Copy the data that follows exactly. Include no pictures.

========================================================================

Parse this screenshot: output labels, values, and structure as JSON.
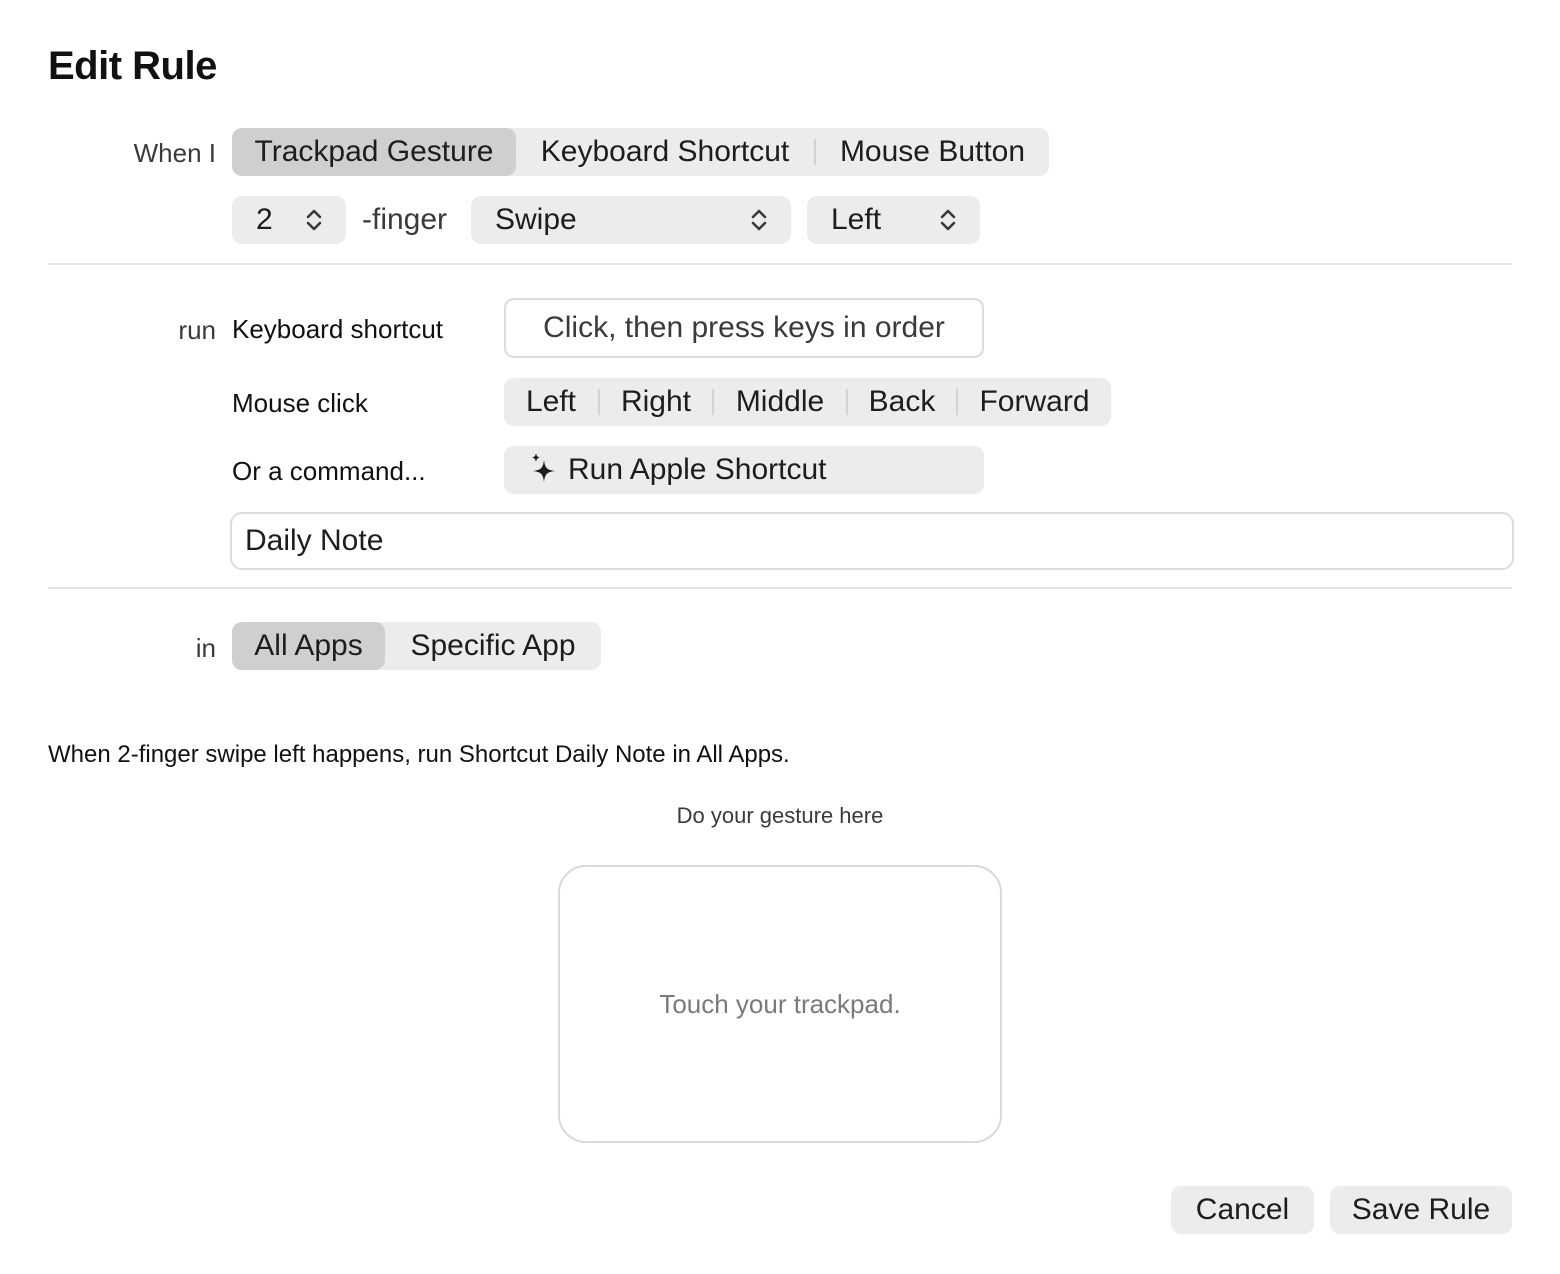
{
  "title": "Edit Rule",
  "trigger": {
    "label": "When I",
    "types": [
      "Trackpad Gesture",
      "Keyboard Shortcut",
      "Mouse Button"
    ],
    "selected_type": "Trackpad Gesture",
    "finger_count": "2",
    "finger_suffix": "-finger",
    "gesture": "Swipe",
    "direction": "Left"
  },
  "action": {
    "label": "run",
    "keyboard_shortcut_label": "Keyboard shortcut",
    "keyboard_shortcut_placeholder": "Click, then press keys in order",
    "mouse_click_label": "Mouse click",
    "mouse_buttons": [
      "Left",
      "Right",
      "Middle",
      "Back",
      "Forward"
    ],
    "command_label": "Or a command...",
    "run_shortcut_label": "Run Apple Shortcut",
    "shortcut_name": "Daily Note"
  },
  "scope": {
    "label": "in",
    "options": [
      "All Apps",
      "Specific App"
    ],
    "selected": "All Apps"
  },
  "summary": "When 2-finger swipe left happens, run Shortcut Daily Note in All Apps.",
  "gesture_area": {
    "hint": "Do your gesture here",
    "placeholder": "Touch your trackpad."
  },
  "buttons": {
    "cancel": "Cancel",
    "save": "Save Rule"
  }
}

========================================================================

= Final answer =
Parse this screenshot: output labels, values, and structure as JSON.
{
  "title": "Edit Rule",
  "trigger": {
    "label": "When I",
    "types": [
      "Trackpad Gesture",
      "Keyboard Shortcut",
      "Mouse Button"
    ],
    "selected_type": "Trackpad Gesture",
    "finger_count": "2",
    "finger_suffix": "-finger",
    "gesture": "Swipe",
    "direction": "Left"
  },
  "action": {
    "label": "run",
    "keyboard_shortcut_label": "Keyboard shortcut",
    "keyboard_shortcut_placeholder": "Click, then press keys in order",
    "mouse_click_label": "Mouse click",
    "mouse_buttons": [
      "Left",
      "Right",
      "Middle",
      "Back",
      "Forward"
    ],
    "command_label": "Or a command...",
    "run_shortcut_label": "Run Apple Shortcut",
    "shortcut_name": "Daily Note"
  },
  "scope": {
    "label": "in",
    "options": [
      "All Apps",
      "Specific App"
    ],
    "selected": "All Apps"
  },
  "summary": "When 2-finger swipe left happens, run Shortcut Daily Note in All Apps.",
  "gesture_area": {
    "hint": "Do your gesture here",
    "placeholder": "Touch your trackpad."
  },
  "buttons": {
    "cancel": "Cancel",
    "save": "Save Rule"
  }
}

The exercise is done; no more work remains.